§ GOAL
Take every line from the listing below that includes "actions" and copy it.

§ TASK DATA
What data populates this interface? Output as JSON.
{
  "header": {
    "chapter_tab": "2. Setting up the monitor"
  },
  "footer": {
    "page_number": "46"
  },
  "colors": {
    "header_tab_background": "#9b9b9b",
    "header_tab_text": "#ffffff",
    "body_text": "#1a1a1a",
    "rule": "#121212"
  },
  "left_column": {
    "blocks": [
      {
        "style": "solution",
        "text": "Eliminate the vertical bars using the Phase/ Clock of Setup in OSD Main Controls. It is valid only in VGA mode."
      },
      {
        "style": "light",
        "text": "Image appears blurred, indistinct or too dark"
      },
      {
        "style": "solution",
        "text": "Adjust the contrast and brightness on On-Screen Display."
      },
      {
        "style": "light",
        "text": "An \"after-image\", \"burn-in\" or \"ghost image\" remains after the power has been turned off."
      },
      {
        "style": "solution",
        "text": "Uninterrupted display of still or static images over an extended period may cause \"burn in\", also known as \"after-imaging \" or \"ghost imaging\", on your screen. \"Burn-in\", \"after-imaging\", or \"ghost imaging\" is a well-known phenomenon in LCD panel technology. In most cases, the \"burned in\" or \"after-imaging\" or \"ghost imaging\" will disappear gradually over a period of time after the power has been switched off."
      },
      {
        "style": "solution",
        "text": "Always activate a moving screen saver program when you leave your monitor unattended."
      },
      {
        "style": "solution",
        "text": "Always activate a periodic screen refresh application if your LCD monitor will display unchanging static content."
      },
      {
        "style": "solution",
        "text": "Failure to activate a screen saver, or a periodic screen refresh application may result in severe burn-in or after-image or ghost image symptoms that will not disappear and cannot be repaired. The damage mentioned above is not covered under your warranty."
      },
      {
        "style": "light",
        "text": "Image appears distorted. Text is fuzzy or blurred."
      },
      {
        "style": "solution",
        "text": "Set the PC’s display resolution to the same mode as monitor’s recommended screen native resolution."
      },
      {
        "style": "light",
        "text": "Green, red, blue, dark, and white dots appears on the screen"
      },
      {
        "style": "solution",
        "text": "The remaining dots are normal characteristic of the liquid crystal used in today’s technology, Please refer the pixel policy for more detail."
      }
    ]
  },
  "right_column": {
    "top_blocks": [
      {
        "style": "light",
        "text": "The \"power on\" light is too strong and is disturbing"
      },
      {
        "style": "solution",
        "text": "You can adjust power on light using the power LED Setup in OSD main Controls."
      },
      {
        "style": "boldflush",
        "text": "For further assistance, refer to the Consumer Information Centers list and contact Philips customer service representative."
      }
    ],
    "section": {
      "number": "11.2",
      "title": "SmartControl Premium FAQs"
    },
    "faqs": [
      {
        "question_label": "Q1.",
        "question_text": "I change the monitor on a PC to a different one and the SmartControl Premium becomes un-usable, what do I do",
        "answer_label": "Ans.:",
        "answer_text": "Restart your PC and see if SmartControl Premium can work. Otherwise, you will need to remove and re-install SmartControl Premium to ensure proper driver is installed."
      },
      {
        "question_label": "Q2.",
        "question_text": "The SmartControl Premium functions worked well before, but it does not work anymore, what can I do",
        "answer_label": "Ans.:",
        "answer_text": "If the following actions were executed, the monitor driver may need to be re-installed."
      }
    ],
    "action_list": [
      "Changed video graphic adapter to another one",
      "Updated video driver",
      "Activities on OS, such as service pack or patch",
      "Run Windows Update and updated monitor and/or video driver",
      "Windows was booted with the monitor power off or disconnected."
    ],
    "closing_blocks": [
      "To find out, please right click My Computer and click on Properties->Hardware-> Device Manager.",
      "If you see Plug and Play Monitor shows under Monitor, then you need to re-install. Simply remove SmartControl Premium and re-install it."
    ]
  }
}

==

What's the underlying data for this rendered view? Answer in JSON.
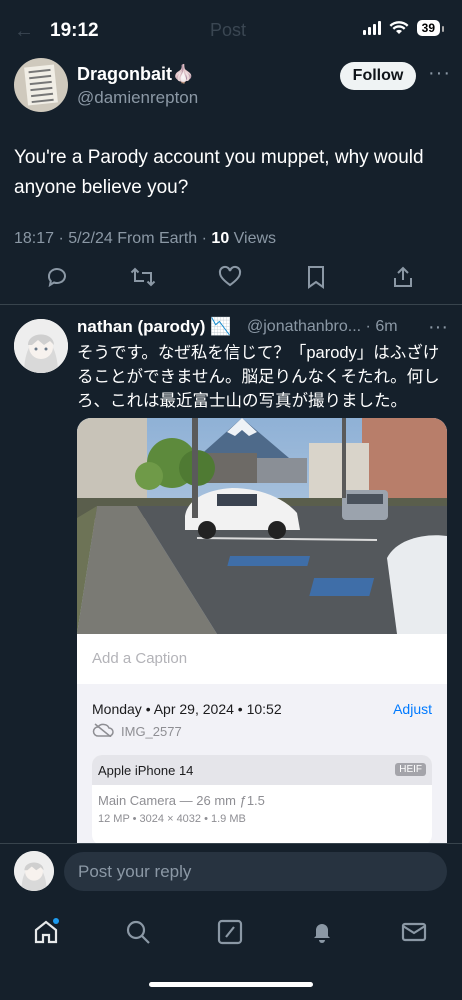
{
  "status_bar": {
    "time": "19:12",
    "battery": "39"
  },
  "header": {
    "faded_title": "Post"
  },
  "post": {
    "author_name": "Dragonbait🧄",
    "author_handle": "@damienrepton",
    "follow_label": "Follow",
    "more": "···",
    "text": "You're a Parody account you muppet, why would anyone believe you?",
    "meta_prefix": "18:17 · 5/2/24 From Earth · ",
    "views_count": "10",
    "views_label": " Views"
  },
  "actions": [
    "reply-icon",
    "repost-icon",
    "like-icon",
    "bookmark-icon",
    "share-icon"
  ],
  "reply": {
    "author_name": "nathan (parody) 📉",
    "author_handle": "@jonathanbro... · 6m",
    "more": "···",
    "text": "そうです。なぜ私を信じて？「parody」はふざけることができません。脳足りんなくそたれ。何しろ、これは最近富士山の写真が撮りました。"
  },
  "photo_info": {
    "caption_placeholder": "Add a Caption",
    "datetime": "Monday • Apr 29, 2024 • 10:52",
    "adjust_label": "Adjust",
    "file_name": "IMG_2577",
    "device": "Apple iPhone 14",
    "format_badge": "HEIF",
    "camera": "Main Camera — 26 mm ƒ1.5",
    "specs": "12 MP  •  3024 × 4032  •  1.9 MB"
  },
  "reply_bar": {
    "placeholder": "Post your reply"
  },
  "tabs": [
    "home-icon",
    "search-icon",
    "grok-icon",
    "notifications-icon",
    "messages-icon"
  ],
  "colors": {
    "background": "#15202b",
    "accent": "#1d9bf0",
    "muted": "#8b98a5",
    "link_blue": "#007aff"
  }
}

§ OUTPUT
        "answer_text": "If the following actions were executed, the monitor driver may need to be re-installed."
  "actions": [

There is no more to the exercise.